[Extracts from a graphics dataset]

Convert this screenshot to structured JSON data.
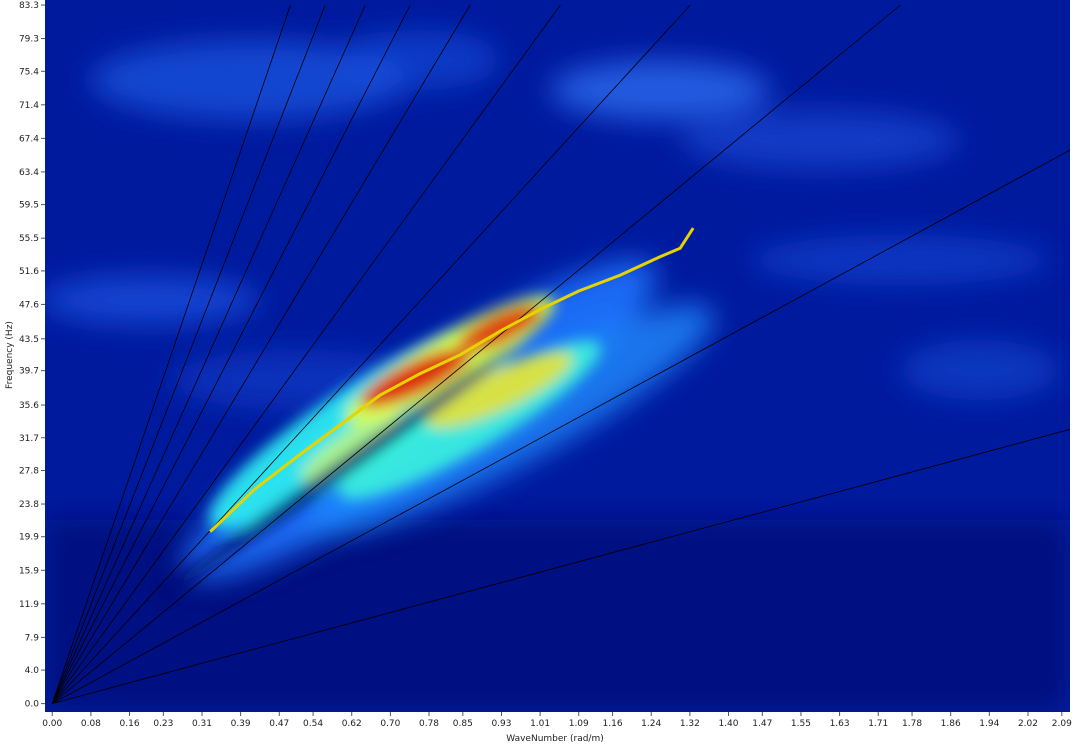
{
  "chart_data": {
    "type": "dispersion",
    "x_label": "WaveNumber (rad/m)",
    "y_label": "Frequency (Hz)",
    "xlim": [
      -0.015,
      2.107
    ],
    "ylim": [
      -1,
      83.9
    ],
    "xticks": [
      {
        "value": 0,
        "label": "0.00"
      },
      0.08,
      0.16,
      0.23,
      0.31,
      0.39,
      0.47,
      0.54,
      0.62,
      {
        "value": 0.7,
        "label": "0.70"
      },
      0.78,
      0.85,
      0.93,
      1.01,
      1.09,
      1.16,
      1.24,
      1.32,
      {
        "value": 1.4,
        "label": "1.40"
      },
      1.47,
      1.55,
      1.63,
      1.71,
      1.78,
      1.86,
      1.94,
      2.02,
      2.09
    ],
    "yticks": [
      {
        "value": 0,
        "label": "0.0"
      },
      {
        "value": 4,
        "label": "4.0"
      },
      7.9,
      11.9,
      15.9,
      19.9,
      23.8,
      27.8,
      31.7,
      35.6,
      39.7,
      43.5,
      47.6,
      51.6,
      55.5,
      59.5,
      63.4,
      67.4,
      71.4,
      75.4,
      79.3,
      83.3
    ],
    "series": [
      {
        "color": "#e6d400",
        "x": [
          0.327,
          0.42,
          0.513,
          0.6,
          0.679,
          0.76,
          0.845,
          0.93,
          1.01,
          1.09,
          1.176,
          1.259,
          1.3,
          1.327
        ],
        "values": [
          20.5,
          25.6,
          29.7,
          33.4,
          36.8,
          39.3,
          41.6,
          44.5,
          47.0,
          49.2,
          51.1,
          53.3,
          54.3,
          56.7
        ]
      }
    ],
    "reference_lines": [
      {
        "color": "#000000",
        "x": [
          0,
          0.493
        ],
        "values": [
          0,
          83.3
        ]
      },
      {
        "color": "#000000",
        "x": [
          0,
          0.565
        ],
        "values": [
          0,
          83.3
        ]
      },
      {
        "color": "#000000",
        "x": [
          0,
          0.648
        ],
        "values": [
          0,
          83.3
        ]
      },
      {
        "color": "#000000",
        "x": [
          0,
          0.741
        ],
        "values": [
          0,
          83.3
        ]
      },
      {
        "color": "#000000",
        "x": [
          0,
          0.865
        ],
        "values": [
          0,
          83.3
        ]
      },
      {
        "color": "#000000",
        "x": [
          0,
          1.052
        ],
        "values": [
          0,
          83.3
        ]
      },
      {
        "color": "#000000",
        "x": [
          0,
          1.321
        ],
        "values": [
          0,
          83.3
        ]
      },
      {
        "color": "#000000",
        "x": [
          0,
          1.756
        ],
        "values": [
          0,
          83.3
        ]
      },
      {
        "color": "#000000",
        "x": [
          0,
          2.107
        ],
        "values": [
          0,
          66.0
        ]
      },
      {
        "color": "#000000",
        "x": [
          0,
          2.107
        ],
        "values": [
          0,
          32.7
        ]
      }
    ]
  }
}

### WRITTEN PROBLEM
Output every entry verbatim. Pictures do not belong in the copy.

### RESPONSE
Convert this screenshot to structured JSON data.
{
  "chart_data": {
    "type": "dispersion",
    "x_label": "WaveNumber (rad/m)",
    "y_label": "Frequency (Hz)",
    "xlim": [
      -0.015,
      2.107
    ],
    "ylim": [
      -1,
      83.9
    ],
    "xticks": [
      {
        "value": 0,
        "label": "0.00"
      },
      0.08,
      0.16,
      0.23,
      0.31,
      0.39,
      0.47,
      0.54,
      0.62,
      {
        "value": 0.7,
        "label": "0.70"
      },
      0.78,
      0.85,
      0.93,
      1.01,
      1.09,
      1.16,
      1.24,
      1.32,
      {
        "value": 1.4,
        "label": "1.40"
      },
      1.47,
      1.55,
      1.63,
      1.71,
      1.78,
      1.86,
      1.94,
      2.02,
      2.09
    ],
    "yticks": [
      {
        "value": 0,
        "label": "0.0"
      },
      {
        "value": 4,
        "label": "4.0"
      },
      7.9,
      11.9,
      15.9,
      19.9,
      23.8,
      27.8,
      31.7,
      35.6,
      39.7,
      43.5,
      47.6,
      51.6,
      55.5,
      59.5,
      63.4,
      67.4,
      71.4,
      75.4,
      79.3,
      83.3
    ],
    "series": [
      {
        "color": "#e6d400",
        "x": [
          0.327,
          0.42,
          0.513,
          0.6,
          0.679,
          0.76,
          0.845,
          0.93,
          1.01,
          1.09,
          1.176,
          1.259,
          1.3,
          1.327
        ],
        "values": [
          20.5,
          25.6,
          29.7,
          33.4,
          36.8,
          39.3,
          41.6,
          44.5,
          47.0,
          49.2,
          51.1,
          53.3,
          54.3,
          56.7
        ]
      }
    ],
    "reference_lines": [
      {
        "color": "#000000",
        "x": [
          0,
          0.493
        ],
        "values": [
          0,
          83.3
        ]
      },
      {
        "color": "#000000",
        "x": [
          0,
          0.565
        ],
        "values": [
          0,
          83.3
        ]
      },
      {
        "color": "#000000",
        "x": [
          0,
          0.648
        ],
        "values": [
          0,
          83.3
        ]
      },
      {
        "color": "#000000",
        "x": [
          0,
          0.741
        ],
        "values": [
          0,
          83.3
        ]
      },
      {
        "color": "#000000",
        "x": [
          0,
          0.865
        ],
        "values": [
          0,
          83.3
        ]
      },
      {
        "color": "#000000",
        "x": [
          0,
          1.052
        ],
        "values": [
          0,
          83.3
        ]
      },
      {
        "color": "#000000",
        "x": [
          0,
          1.321
        ],
        "values": [
          0,
          83.3
        ]
      },
      {
        "color": "#000000",
        "x": [
          0,
          1.756
        ],
        "values": [
          0,
          83.3
        ]
      },
      {
        "color": "#000000",
        "x": [
          0,
          2.107
        ],
        "values": [
          0,
          66.0
        ]
      },
      {
        "color": "#000000",
        "x": [
          0,
          2.107
        ],
        "values": [
          0,
          32.7
        ]
      }
    ]
  }
}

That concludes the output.